Records from a collection of figures
= = = = = = =

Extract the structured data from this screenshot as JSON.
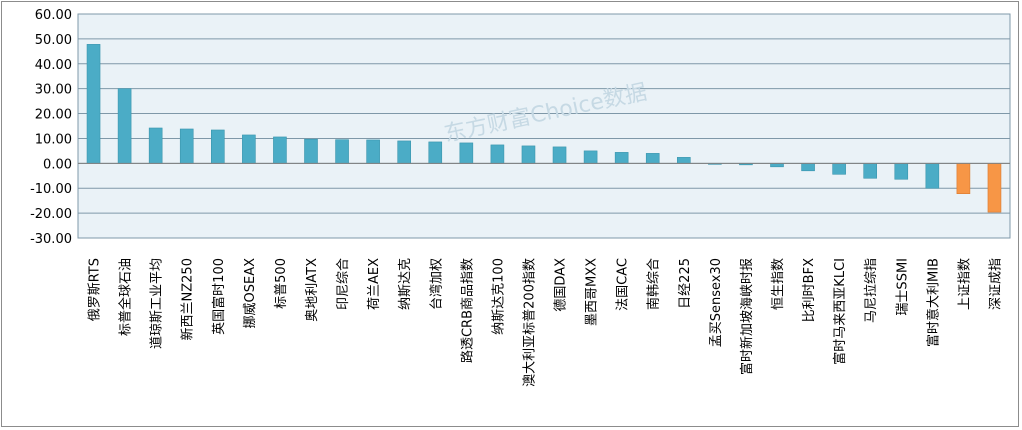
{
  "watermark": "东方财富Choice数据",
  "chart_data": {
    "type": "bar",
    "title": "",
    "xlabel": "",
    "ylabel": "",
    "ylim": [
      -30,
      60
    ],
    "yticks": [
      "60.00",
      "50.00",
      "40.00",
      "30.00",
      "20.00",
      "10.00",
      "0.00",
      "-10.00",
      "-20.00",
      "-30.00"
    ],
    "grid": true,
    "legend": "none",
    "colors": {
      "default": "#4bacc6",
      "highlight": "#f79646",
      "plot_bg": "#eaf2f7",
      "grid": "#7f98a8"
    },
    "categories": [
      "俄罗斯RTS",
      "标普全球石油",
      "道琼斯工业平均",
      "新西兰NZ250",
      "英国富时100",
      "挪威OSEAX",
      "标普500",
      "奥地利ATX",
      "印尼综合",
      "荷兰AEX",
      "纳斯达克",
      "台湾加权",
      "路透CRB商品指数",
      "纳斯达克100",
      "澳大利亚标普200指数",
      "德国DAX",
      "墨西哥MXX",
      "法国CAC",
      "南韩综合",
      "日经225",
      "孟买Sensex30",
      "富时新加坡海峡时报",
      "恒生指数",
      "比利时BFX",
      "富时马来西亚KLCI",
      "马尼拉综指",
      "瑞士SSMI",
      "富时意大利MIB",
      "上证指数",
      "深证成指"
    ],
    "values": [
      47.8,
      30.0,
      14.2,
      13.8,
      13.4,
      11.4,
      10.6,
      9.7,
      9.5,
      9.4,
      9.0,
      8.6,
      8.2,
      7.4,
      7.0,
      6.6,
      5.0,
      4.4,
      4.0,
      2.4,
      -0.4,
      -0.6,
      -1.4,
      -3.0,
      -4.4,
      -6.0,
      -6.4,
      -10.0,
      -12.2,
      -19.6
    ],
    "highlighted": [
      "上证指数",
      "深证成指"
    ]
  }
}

= = = = = = =

Goal = Exclude all images and restate the records above word for word.

Exercise answer =
Extract the structured data from this screenshot as JSON.
{
  "watermark": "东方财富Choice数据",
  "chart_data": {
    "type": "bar",
    "title": "",
    "xlabel": "",
    "ylabel": "",
    "ylim": [
      -30,
      60
    ],
    "yticks": [
      "60.00",
      "50.00",
      "40.00",
      "30.00",
      "20.00",
      "10.00",
      "0.00",
      "-10.00",
      "-20.00",
      "-30.00"
    ],
    "grid": true,
    "legend": "none",
    "colors": {
      "default": "#4bacc6",
      "highlight": "#f79646",
      "plot_bg": "#eaf2f7",
      "grid": "#7f98a8"
    },
    "categories": [
      "俄罗斯RTS",
      "标普全球石油",
      "道琼斯工业平均",
      "新西兰NZ250",
      "英国富时100",
      "挪威OSEAX",
      "标普500",
      "奥地利ATX",
      "印尼综合",
      "荷兰AEX",
      "纳斯达克",
      "台湾加权",
      "路透CRB商品指数",
      "纳斯达克100",
      "澳大利亚标普200指数",
      "德国DAX",
      "墨西哥MXX",
      "法国CAC",
      "南韩综合",
      "日经225",
      "孟买Sensex30",
      "富时新加坡海峡时报",
      "恒生指数",
      "比利时BFX",
      "富时马来西亚KLCI",
      "马尼拉综指",
      "瑞士SSMI",
      "富时意大利MIB",
      "上证指数",
      "深证成指"
    ],
    "values": [
      47.8,
      30.0,
      14.2,
      13.8,
      13.4,
      11.4,
      10.6,
      9.7,
      9.5,
      9.4,
      9.0,
      8.6,
      8.2,
      7.4,
      7.0,
      6.6,
      5.0,
      4.4,
      4.0,
      2.4,
      -0.4,
      -0.6,
      -1.4,
      -3.0,
      -4.4,
      -6.0,
      -6.4,
      -10.0,
      -12.2,
      -19.6
    ],
    "highlighted": [
      "上证指数",
      "深证成指"
    ]
  }
}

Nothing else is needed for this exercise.